--- start Data rows ---

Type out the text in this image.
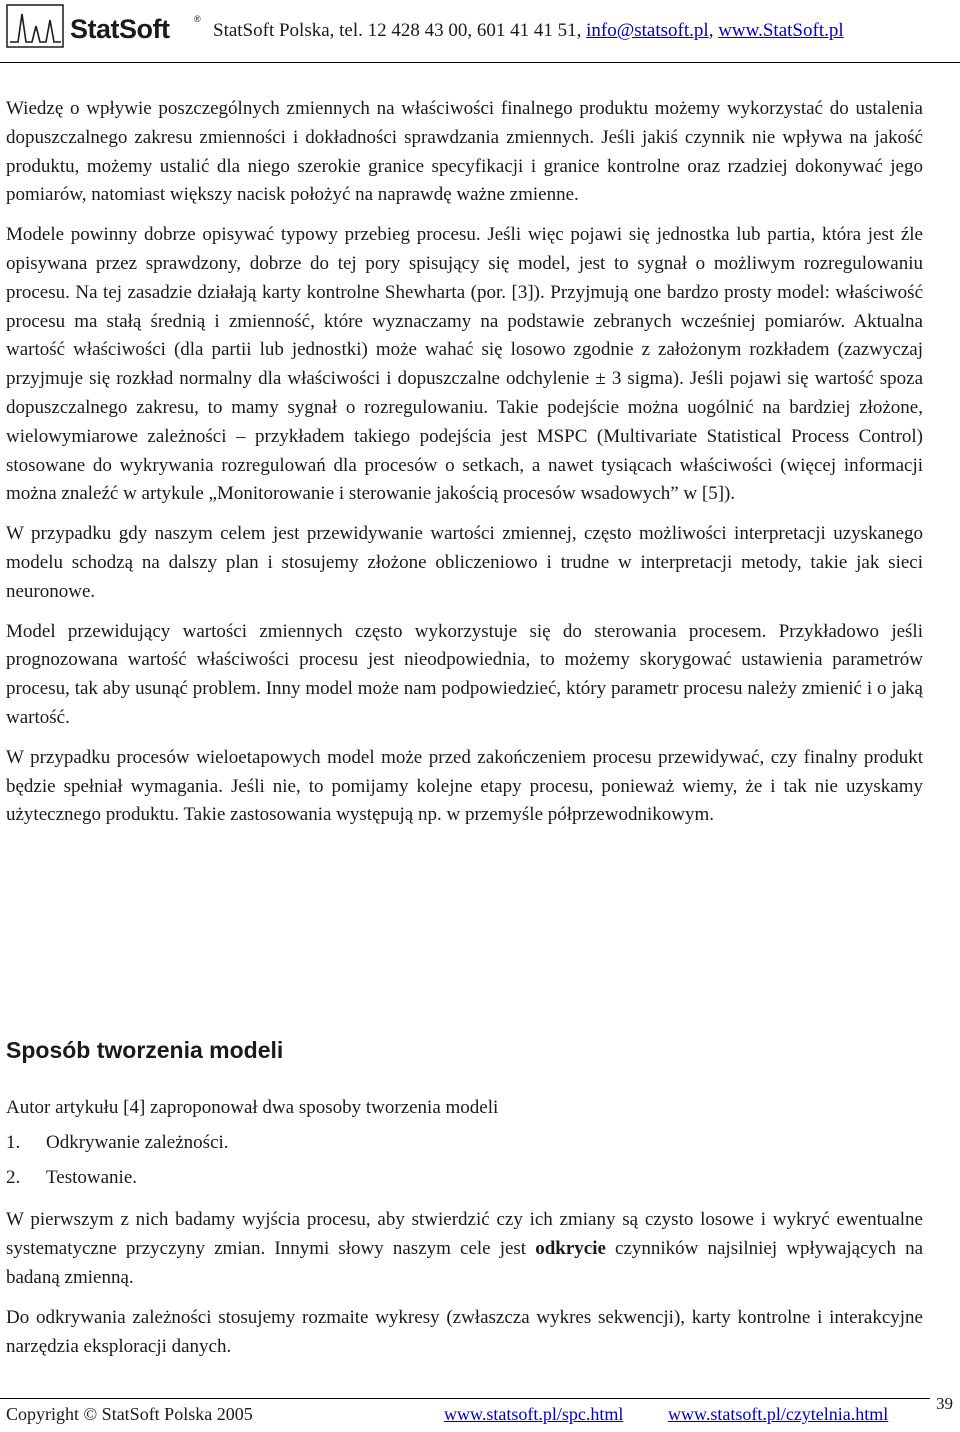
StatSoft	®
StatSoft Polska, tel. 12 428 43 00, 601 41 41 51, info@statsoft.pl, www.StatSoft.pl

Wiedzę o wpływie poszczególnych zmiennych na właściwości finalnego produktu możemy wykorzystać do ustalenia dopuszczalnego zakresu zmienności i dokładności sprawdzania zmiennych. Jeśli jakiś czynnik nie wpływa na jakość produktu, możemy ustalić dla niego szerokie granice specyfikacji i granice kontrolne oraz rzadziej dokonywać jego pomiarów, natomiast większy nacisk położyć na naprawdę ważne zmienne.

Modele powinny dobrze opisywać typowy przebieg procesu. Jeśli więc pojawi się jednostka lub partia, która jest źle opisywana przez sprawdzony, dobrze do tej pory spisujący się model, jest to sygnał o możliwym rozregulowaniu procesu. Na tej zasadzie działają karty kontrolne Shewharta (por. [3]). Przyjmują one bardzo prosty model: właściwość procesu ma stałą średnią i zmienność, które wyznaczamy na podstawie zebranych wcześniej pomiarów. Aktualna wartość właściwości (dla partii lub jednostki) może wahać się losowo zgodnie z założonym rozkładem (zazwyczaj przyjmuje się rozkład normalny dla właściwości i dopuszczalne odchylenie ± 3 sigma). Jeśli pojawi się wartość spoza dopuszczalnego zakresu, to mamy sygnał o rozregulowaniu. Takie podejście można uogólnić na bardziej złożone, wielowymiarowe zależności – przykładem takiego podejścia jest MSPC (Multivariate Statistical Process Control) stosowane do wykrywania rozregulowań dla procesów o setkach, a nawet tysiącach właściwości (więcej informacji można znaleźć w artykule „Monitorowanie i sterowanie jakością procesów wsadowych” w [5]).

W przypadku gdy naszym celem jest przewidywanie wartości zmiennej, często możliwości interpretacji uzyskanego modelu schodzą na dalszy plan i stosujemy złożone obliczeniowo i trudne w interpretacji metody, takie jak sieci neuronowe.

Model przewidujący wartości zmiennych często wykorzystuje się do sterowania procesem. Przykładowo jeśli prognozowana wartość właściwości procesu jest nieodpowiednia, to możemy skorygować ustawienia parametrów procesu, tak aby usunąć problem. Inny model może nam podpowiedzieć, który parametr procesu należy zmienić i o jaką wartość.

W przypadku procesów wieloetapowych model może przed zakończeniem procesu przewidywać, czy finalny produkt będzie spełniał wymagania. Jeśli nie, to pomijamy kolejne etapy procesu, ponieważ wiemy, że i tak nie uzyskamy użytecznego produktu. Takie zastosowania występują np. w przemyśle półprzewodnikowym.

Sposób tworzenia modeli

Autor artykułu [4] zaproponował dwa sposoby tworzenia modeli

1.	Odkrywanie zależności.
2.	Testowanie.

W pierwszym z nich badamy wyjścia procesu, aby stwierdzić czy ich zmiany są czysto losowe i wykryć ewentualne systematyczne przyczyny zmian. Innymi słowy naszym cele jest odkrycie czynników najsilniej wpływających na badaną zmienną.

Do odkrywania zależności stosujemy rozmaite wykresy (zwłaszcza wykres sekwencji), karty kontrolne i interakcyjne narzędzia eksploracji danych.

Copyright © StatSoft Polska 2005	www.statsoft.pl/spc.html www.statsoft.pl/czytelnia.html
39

--- end Data rows ---

> Objective
Restate the entire listing word for word, excluding pictures.

> Solved exercise
Type out the text in this image.
StatSoft	®
StatSoft Polska, tel. 12 428 43 00, 601 41 41 51, info@statsoft.pl, www.StatSoft.pl

Wiedzę o wpływie poszczególnych zmiennych na właściwości finalnego produktu możemy wykorzystać do ustalenia dopuszczalnego zakresu zmienności i dokładności sprawdzania zmiennych. Jeśli jakiś czynnik nie wpływa na jakość produktu, możemy ustalić dla niego szerokie granice specyfikacji i granice kontrolne oraz rzadziej dokonywać jego pomiarów, natomiast większy nacisk położyć na naprawdę ważne zmienne.

Modele powinny dobrze opisywać typowy przebieg procesu. Jeśli więc pojawi się jednostka lub partia, która jest źle opisywana przez sprawdzony, dobrze do tej pory spisujący się model, jest to sygnał o możliwym rozregulowaniu procesu. Na tej zasadzie działają karty kontrolne Shewharta (por. [3]). Przyjmują one bardzo prosty model: właściwość procesu ma stałą średnią i zmienność, które wyznaczamy na podstawie zebranych wcześniej pomiarów. Aktualna wartość właściwości (dla partii lub jednostki) może wahać się losowo zgodnie z założonym rozkładem (zazwyczaj przyjmuje się rozkład normalny dla właściwości i dopuszczalne odchylenie ± 3 sigma). Jeśli pojawi się wartość spoza dopuszczalnego zakresu, to mamy sygnał o rozregulowaniu. Takie podejście można uogólnić na bardziej złożone, wielowymiarowe zależności – przykładem takiego podejścia jest MSPC (Multivariate Statistical Process Control) stosowane do wykrywania rozregulowań dla procesów o setkach, a nawet tysiącach właściwości (więcej informacji można znaleźć w artykule „Monitorowanie i sterowanie jakością procesów wsadowych” w [5]).

W przypadku gdy naszym celem jest przewidywanie wartości zmiennej, często możliwości interpretacji uzyskanego modelu schodzą na dalszy plan i stosujemy złożone obliczeniowo i trudne w interpretacji metody, takie jak sieci neuronowe.

Model przewidujący wartości zmiennych często wykorzystuje się do sterowania procesem. Przykładowo jeśli prognozowana wartość właściwości procesu jest nieodpowiednia, to możemy skorygować ustawienia parametrów procesu, tak aby usunąć problem. Inny model może nam podpowiedzieć, który parametr procesu należy zmienić i o jaką wartość.

W przypadku procesów wieloetapowych model może przed zakończeniem procesu przewidywać, czy finalny produkt będzie spełniał wymagania. Jeśli nie, to pomijamy kolejne etapy procesu, ponieważ wiemy, że i tak nie uzyskamy użytecznego produktu. Takie zastosowania występują np. w przemyśle półprzewodnikowym.

Sposób tworzenia modeli

Autor artykułu [4] zaproponował dwa sposoby tworzenia modeli

1.	Odkrywanie zależności.
2.	Testowanie.

W pierwszym z nich badamy wyjścia procesu, aby stwierdzić czy ich zmiany są czysto losowe i wykryć ewentualne systematyczne przyczyny zmian. Innymi słowy naszym cele jest odkrycie czynników najsilniej wpływających na badaną zmienną.

Do odkrywania zależności stosujemy rozmaite wykresy (zwłaszcza wykres sekwencji), karty kontrolne i interakcyjne narzędzia eksploracji danych.

Copyright © StatSoft Polska 2005	www.statsoft.pl/spc.html www.statsoft.pl/czytelnia.html
39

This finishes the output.